WHAT IS ASKED :: Transcribe the whole listing below without changing a word, but leave out every image.

DATASET RECORDS ::

## Begin

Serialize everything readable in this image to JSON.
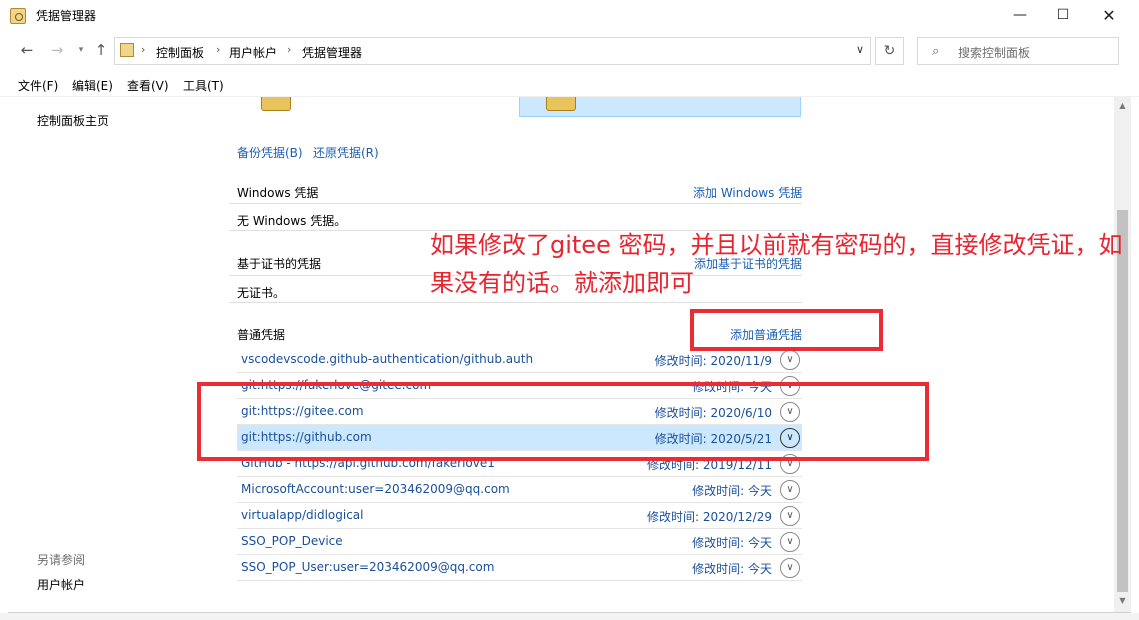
{
  "window": {
    "title": "凭据管理器"
  },
  "address": {
    "crumbs": [
      "控制面板",
      "用户帐户",
      "凭据管理器"
    ],
    "search_placeholder": "搜索控制面板"
  },
  "menu": [
    "文件(F)",
    "编辑(E)",
    "查看(V)",
    "工具(T)"
  ],
  "left_pane": {
    "home": "控制面板主页",
    "see_also": "另请参阅",
    "user_accounts": "用户帐户"
  },
  "actions": {
    "backup": "备份凭据(B)",
    "restore": "还原凭据(R)"
  },
  "windows_section": {
    "title": "Windows 凭据",
    "add": "添加 Windows 凭据",
    "empty": "无 Windows 凭据。"
  },
  "cert_section": {
    "title": "基于证书的凭据",
    "add": "添加基于证书的凭据",
    "empty": "无证书。"
  },
  "generic_section": {
    "title": "普通凭据",
    "add": "添加普通凭据",
    "items": [
      {
        "name": "vscodevscode.github-authentication/github.auth",
        "modified": "修改时间:  2020/11/9",
        "selected": false
      },
      {
        "name": "git:https://fakerlove@gitee.com",
        "modified": "修改时间:  今天",
        "selected": false
      },
      {
        "name": "git:https://gitee.com",
        "modified": "修改时间:  2020/6/10",
        "selected": false
      },
      {
        "name": "git:https://github.com",
        "modified": "修改时间:  2020/5/21",
        "selected": true
      },
      {
        "name": "GitHub - https://api.github.com/fakerlove1",
        "modified": "修改时间:  2019/12/11",
        "selected": false
      },
      {
        "name": "MicrosoftAccount:user=203462009@qq.com",
        "modified": "修改时间:  今天",
        "selected": false
      },
      {
        "name": "virtualapp/didlogical",
        "modified": "修改时间:  2020/12/29",
        "selected": false
      },
      {
        "name": "SSO_POP_Device",
        "modified": "修改时间:  今天",
        "selected": false
      },
      {
        "name": "SSO_POP_User:user=203462009@qq.com",
        "modified": "修改时间:  今天",
        "selected": false
      }
    ]
  },
  "annotation": {
    "text": "如果修改了gitee 密码，并且以前就有密码的，直接修改凭证，如果没有的话。就添加即可"
  },
  "colors": {
    "link": "#1a5fb4",
    "selected_row": "#cce8ff",
    "annotation_red": "#e8242f"
  },
  "icons": [
    "credential-manager-icon",
    "back-arrow-icon",
    "forward-arrow-icon",
    "recent-dropdown-icon",
    "up-arrow-icon",
    "refresh-icon",
    "search-icon",
    "chevron-down-icon",
    "minimize-icon",
    "maximize-icon",
    "close-icon",
    "vault-icon"
  ]
}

## End

EXERCISE RESULT ::
Serialize everything readable in this image to JSON.
{
  "window": {
    "title": "凭据管理器"
  },
  "address": {
    "crumbs": [
      "控制面板",
      "用户帐户",
      "凭据管理器"
    ],
    "search_placeholder": "搜索控制面板"
  },
  "menu": [
    "文件(F)",
    "编辑(E)",
    "查看(V)",
    "工具(T)"
  ],
  "left_pane": {
    "home": "控制面板主页",
    "see_also": "另请参阅",
    "user_accounts": "用户帐户"
  },
  "actions": {
    "backup": "备份凭据(B)",
    "restore": "还原凭据(R)"
  },
  "windows_section": {
    "title": "Windows 凭据",
    "add": "添加 Windows 凭据",
    "empty": "无 Windows 凭据。"
  },
  "cert_section": {
    "title": "基于证书的凭据",
    "add": "添加基于证书的凭据",
    "empty": "无证书。"
  },
  "generic_section": {
    "title": "普通凭据",
    "add": "添加普通凭据",
    "items": [
      {
        "name": "vscodevscode.github-authentication/github.auth",
        "modified": "修改时间:  2020/11/9",
        "selected": false
      },
      {
        "name": "git:https://fakerlove@gitee.com",
        "modified": "修改时间:  今天",
        "selected": false
      },
      {
        "name": "git:https://gitee.com",
        "modified": "修改时间:  2020/6/10",
        "selected": false
      },
      {
        "name": "git:https://github.com",
        "modified": "修改时间:  2020/5/21",
        "selected": true
      },
      {
        "name": "GitHub - https://api.github.com/fakerlove1",
        "modified": "修改时间:  2019/12/11",
        "selected": false
      },
      {
        "name": "MicrosoftAccount:user=203462009@qq.com",
        "modified": "修改时间:  今天",
        "selected": false
      },
      {
        "name": "virtualapp/didlogical",
        "modified": "修改时间:  2020/12/29",
        "selected": false
      },
      {
        "name": "SSO_POP_Device",
        "modified": "修改时间:  今天",
        "selected": false
      },
      {
        "name": "SSO_POP_User:user=203462009@qq.com",
        "modified": "修改时间:  今天",
        "selected": false
      }
    ]
  },
  "annotation": {
    "text": "如果修改了gitee 密码，并且以前就有密码的，直接修改凭证，如果没有的话。就添加即可"
  },
  "colors": {
    "link": "#1a5fb4",
    "selected_row": "#cce8ff",
    "annotation_red": "#e8242f"
  },
  "icons": [
    "credential-manager-icon",
    "back-arrow-icon",
    "forward-arrow-icon",
    "recent-dropdown-icon",
    "up-arrow-icon",
    "refresh-icon",
    "search-icon",
    "chevron-down-icon",
    "minimize-icon",
    "maximize-icon",
    "close-icon",
    "vault-icon"
  ]
}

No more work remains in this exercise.